* Exercise requirements
Repeat each line of the material below exactly as it appears, minus any pictures.

* Extracted data
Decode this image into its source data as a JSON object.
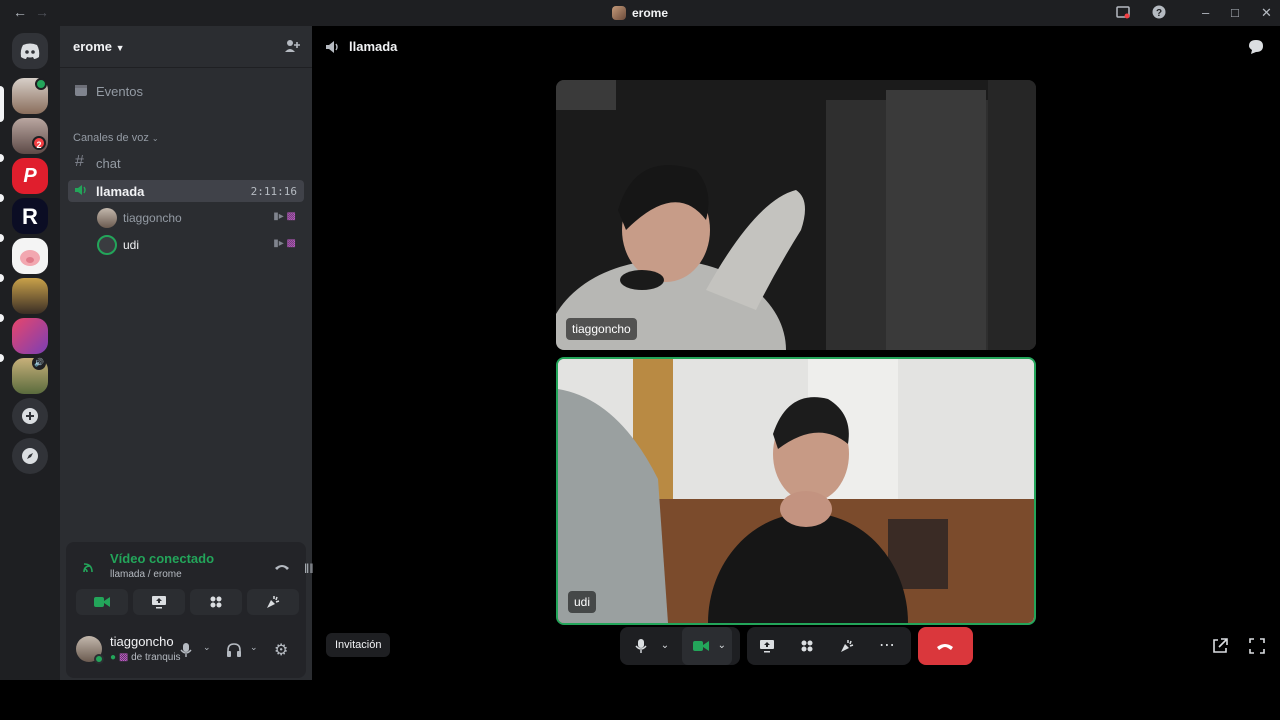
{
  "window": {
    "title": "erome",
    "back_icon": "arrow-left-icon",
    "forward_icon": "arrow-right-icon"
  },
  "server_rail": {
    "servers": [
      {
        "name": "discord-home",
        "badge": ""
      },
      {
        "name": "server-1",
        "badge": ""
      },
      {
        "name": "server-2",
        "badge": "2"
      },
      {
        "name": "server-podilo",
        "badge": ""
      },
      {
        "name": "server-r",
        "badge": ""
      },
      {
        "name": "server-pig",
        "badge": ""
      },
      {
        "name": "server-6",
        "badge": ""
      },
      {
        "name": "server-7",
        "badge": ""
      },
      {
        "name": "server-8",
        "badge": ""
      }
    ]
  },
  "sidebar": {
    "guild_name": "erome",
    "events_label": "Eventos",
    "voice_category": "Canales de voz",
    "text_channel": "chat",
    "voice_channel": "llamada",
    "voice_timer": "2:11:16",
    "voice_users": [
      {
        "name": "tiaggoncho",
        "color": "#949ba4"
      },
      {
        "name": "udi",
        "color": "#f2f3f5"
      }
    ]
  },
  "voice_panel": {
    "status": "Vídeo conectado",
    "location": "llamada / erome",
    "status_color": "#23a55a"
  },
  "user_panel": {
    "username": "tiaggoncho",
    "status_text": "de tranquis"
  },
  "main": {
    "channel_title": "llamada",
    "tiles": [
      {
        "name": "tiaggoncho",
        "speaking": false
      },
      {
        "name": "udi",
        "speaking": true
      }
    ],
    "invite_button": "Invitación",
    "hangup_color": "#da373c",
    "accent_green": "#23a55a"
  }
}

* Right answer
Decode this image into its source data as a JSON object.
{
  "window": {
    "title": "erome",
    "back_icon": "arrow-left-icon",
    "forward_icon": "arrow-right-icon"
  },
  "server_rail": {
    "servers": [
      {
        "name": "discord-home",
        "badge": ""
      },
      {
        "name": "server-1",
        "badge": ""
      },
      {
        "name": "server-2",
        "badge": "2"
      },
      {
        "name": "server-podilo",
        "badge": ""
      },
      {
        "name": "server-r",
        "badge": ""
      },
      {
        "name": "server-pig",
        "badge": ""
      },
      {
        "name": "server-6",
        "badge": ""
      },
      {
        "name": "server-7",
        "badge": ""
      },
      {
        "name": "server-8",
        "badge": ""
      }
    ]
  },
  "sidebar": {
    "guild_name": "erome",
    "events_label": "Eventos",
    "voice_category": "Canales de voz",
    "text_channel": "chat",
    "voice_channel": "llamada",
    "voice_timer": "2:11:16",
    "voice_users": [
      {
        "name": "tiaggoncho",
        "color": "#949ba4"
      },
      {
        "name": "udi",
        "color": "#f2f3f5"
      }
    ]
  },
  "voice_panel": {
    "status": "Vídeo conectado",
    "location": "llamada / erome",
    "status_color": "#23a55a"
  },
  "user_panel": {
    "username": "tiaggoncho",
    "status_text": "de tranquis"
  },
  "main": {
    "channel_title": "llamada",
    "tiles": [
      {
        "name": "tiaggoncho",
        "speaking": false
      },
      {
        "name": "udi",
        "speaking": true
      }
    ],
    "invite_button": "Invitación",
    "hangup_color": "#da373c",
    "accent_green": "#23a55a"
  }
}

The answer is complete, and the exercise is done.